The problem: Copy every line of the data that follows, character for character and in the same order.

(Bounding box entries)

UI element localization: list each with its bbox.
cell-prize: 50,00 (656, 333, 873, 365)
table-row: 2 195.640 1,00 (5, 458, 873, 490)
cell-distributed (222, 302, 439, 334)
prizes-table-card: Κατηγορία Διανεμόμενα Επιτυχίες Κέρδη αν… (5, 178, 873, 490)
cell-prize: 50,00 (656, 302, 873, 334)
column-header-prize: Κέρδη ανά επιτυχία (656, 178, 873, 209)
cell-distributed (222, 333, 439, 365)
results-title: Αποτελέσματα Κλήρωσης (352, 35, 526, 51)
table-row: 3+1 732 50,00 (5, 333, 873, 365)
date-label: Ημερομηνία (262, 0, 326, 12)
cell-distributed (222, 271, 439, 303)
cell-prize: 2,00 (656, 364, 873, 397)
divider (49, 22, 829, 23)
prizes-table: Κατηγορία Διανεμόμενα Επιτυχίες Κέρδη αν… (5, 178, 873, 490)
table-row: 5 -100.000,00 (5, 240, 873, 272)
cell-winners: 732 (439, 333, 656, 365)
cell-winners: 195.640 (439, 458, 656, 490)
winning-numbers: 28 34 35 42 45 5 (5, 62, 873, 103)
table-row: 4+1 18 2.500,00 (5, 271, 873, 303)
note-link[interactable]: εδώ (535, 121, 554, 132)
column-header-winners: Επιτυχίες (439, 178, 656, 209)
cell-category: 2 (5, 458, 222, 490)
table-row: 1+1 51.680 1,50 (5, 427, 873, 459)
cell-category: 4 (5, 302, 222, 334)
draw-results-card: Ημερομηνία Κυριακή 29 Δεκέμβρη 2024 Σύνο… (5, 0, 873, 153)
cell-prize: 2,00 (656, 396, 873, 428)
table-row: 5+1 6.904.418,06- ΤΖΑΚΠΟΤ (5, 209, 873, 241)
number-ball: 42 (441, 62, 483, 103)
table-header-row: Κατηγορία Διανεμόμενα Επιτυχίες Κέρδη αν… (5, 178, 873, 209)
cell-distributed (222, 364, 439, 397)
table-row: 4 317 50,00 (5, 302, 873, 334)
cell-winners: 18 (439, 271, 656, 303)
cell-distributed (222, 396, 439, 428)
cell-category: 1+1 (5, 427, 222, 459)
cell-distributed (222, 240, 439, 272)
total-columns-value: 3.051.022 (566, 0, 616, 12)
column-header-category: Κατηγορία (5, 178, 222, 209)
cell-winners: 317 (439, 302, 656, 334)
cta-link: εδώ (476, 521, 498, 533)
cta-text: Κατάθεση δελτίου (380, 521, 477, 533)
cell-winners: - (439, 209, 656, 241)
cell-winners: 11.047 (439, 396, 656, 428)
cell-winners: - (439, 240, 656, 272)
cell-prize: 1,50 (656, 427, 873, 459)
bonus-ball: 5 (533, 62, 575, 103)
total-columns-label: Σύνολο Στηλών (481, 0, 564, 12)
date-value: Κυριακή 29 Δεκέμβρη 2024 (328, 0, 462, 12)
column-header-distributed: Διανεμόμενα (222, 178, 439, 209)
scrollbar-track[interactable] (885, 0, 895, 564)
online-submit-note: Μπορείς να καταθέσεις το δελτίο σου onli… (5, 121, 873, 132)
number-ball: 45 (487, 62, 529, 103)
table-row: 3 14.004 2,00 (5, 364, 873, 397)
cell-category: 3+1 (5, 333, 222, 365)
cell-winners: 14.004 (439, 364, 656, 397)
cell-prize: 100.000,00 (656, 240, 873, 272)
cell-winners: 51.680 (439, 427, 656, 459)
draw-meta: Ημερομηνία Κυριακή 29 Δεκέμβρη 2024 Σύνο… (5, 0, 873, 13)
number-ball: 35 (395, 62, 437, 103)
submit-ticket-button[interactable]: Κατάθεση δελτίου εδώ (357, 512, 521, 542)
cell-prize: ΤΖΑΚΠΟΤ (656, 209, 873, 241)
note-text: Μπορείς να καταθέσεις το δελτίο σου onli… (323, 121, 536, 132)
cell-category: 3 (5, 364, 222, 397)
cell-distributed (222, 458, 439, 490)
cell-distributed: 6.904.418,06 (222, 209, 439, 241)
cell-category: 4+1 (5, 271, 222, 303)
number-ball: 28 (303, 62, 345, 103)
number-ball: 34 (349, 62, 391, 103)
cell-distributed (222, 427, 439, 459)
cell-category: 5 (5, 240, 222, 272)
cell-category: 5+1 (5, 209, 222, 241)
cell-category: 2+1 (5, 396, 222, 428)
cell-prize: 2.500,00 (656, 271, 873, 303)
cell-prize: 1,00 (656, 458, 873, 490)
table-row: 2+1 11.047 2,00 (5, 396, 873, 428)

Output of the exercise:
UI element localization: list each with its bbox.
cell-prize: 50,00 (656, 333, 873, 365)
table-row: 2 195.640 1,00 (5, 458, 873, 490)
cell-distributed (222, 302, 439, 334)
prizes-table-card: Κατηγορία Διανεμόμενα Επιτυχίες Κέρδη αν… (5, 178, 873, 490)
cell-prize: 50,00 (656, 302, 873, 334)
column-header-prize: Κέρδη ανά επιτυχία (656, 178, 873, 209)
cell-distributed (222, 333, 439, 365)
results-title: Αποτελέσματα Κλήρωσης (352, 35, 526, 51)
table-row: 3+1 732 50,00 (5, 333, 873, 365)
date-label: Ημερομηνία (262, 0, 326, 12)
cell-distributed (222, 271, 439, 303)
cell-prize: 2,00 (656, 364, 873, 397)
divider (49, 22, 829, 23)
prizes-table: Κατηγορία Διανεμόμενα Επιτυχίες Κέρδη αν… (5, 178, 873, 490)
table-row: 5 -100.000,00 (5, 240, 873, 272)
cell-winners: 732 (439, 333, 656, 365)
cell-winners: 195.640 (439, 458, 656, 490)
winning-numbers: 28 34 35 42 45 5 (5, 62, 873, 103)
table-row: 4+1 18 2.500,00 (5, 271, 873, 303)
note-link[interactable]: εδώ (535, 121, 554, 132)
column-header-winners: Επιτυχίες (439, 178, 656, 209)
cell-category: 2 (5, 458, 222, 490)
table-row: 1+1 51.680 1,50 (5, 427, 873, 459)
cell-category: 4 (5, 302, 222, 334)
draw-results-card: Ημερομηνία Κυριακή 29 Δεκέμβρη 2024 Σύνο… (5, 0, 873, 153)
cell-prize: 2,00 (656, 396, 873, 428)
table-row: 5+1 6.904.418,06- ΤΖΑΚΠΟΤ (5, 209, 873, 241)
number-ball: 42 (441, 62, 483, 103)
table-header-row: Κατηγορία Διανεμόμενα Επιτυχίες Κέρδη αν… (5, 178, 873, 209)
cell-distributed (222, 364, 439, 397)
table-row: 4 317 50,00 (5, 302, 873, 334)
cell-winners: 18 (439, 271, 656, 303)
cell-distributed (222, 396, 439, 428)
cell-category: 1+1 (5, 427, 222, 459)
cell-distributed (222, 240, 439, 272)
total-columns-value: 3.051.022 (566, 0, 616, 12)
column-header-category: Κατηγορία (5, 178, 222, 209)
cell-winners: 317 (439, 302, 656, 334)
cta-link: εδώ (476, 521, 498, 533)
cta-text: Κατάθεση δελτίου (380, 521, 477, 533)
cell-winners: - (439, 209, 656, 241)
cell-winners: 11.047 (439, 396, 656, 428)
cell-winners: - (439, 240, 656, 272)
cell-prize: 1,50 (656, 427, 873, 459)
bonus-ball: 5 (533, 62, 575, 103)
total-columns-label: Σύνολο Στηλών (481, 0, 564, 12)
date-value: Κυριακή 29 Δεκέμβρη 2024 (328, 0, 462, 12)
column-header-distributed: Διανεμόμενα (222, 178, 439, 209)
scrollbar-track[interactable] (885, 0, 895, 564)
online-submit-note: Μπορείς να καταθέσεις το δελτίο σου onli… (5, 121, 873, 132)
number-ball: 45 (487, 62, 529, 103)
table-row: 3 14.004 2,00 (5, 364, 873, 397)
cell-category: 3+1 (5, 333, 222, 365)
cell-winners: 14.004 (439, 364, 656, 397)
cell-prize: 100.000,00 (656, 240, 873, 272)
cell-winners: 51.680 (439, 427, 656, 459)
draw-meta: Ημερομηνία Κυριακή 29 Δεκέμβρη 2024 Σύνο… (5, 0, 873, 13)
number-ball: 35 (395, 62, 437, 103)
submit-ticket-button[interactable]: Κατάθεση δελτίου εδώ (357, 512, 521, 542)
cell-prize: ΤΖΑΚΠΟΤ (656, 209, 873, 241)
note-text: Μπορείς να καταθέσεις το δελτίο σου onli… (323, 121, 536, 132)
cell-category: 3 (5, 364, 222, 397)
cell-distributed (222, 458, 439, 490)
cell-distributed: 6.904.418,06 (222, 209, 439, 241)
cell-category: 4+1 (5, 271, 222, 303)
number-ball: 28 (303, 62, 345, 103)
number-ball: 34 (349, 62, 391, 103)
cell-distributed (222, 427, 439, 459)
cell-category: 5 (5, 240, 222, 272)
cell-category: 5+1 (5, 209, 222, 241)
cell-category: 2+1 (5, 396, 222, 428)
cell-prize: 2.500,00 (656, 271, 873, 303)
cell-prize: 1,00 (656, 458, 873, 490)
table-row: 2+1 11.047 2,00 (5, 396, 873, 428)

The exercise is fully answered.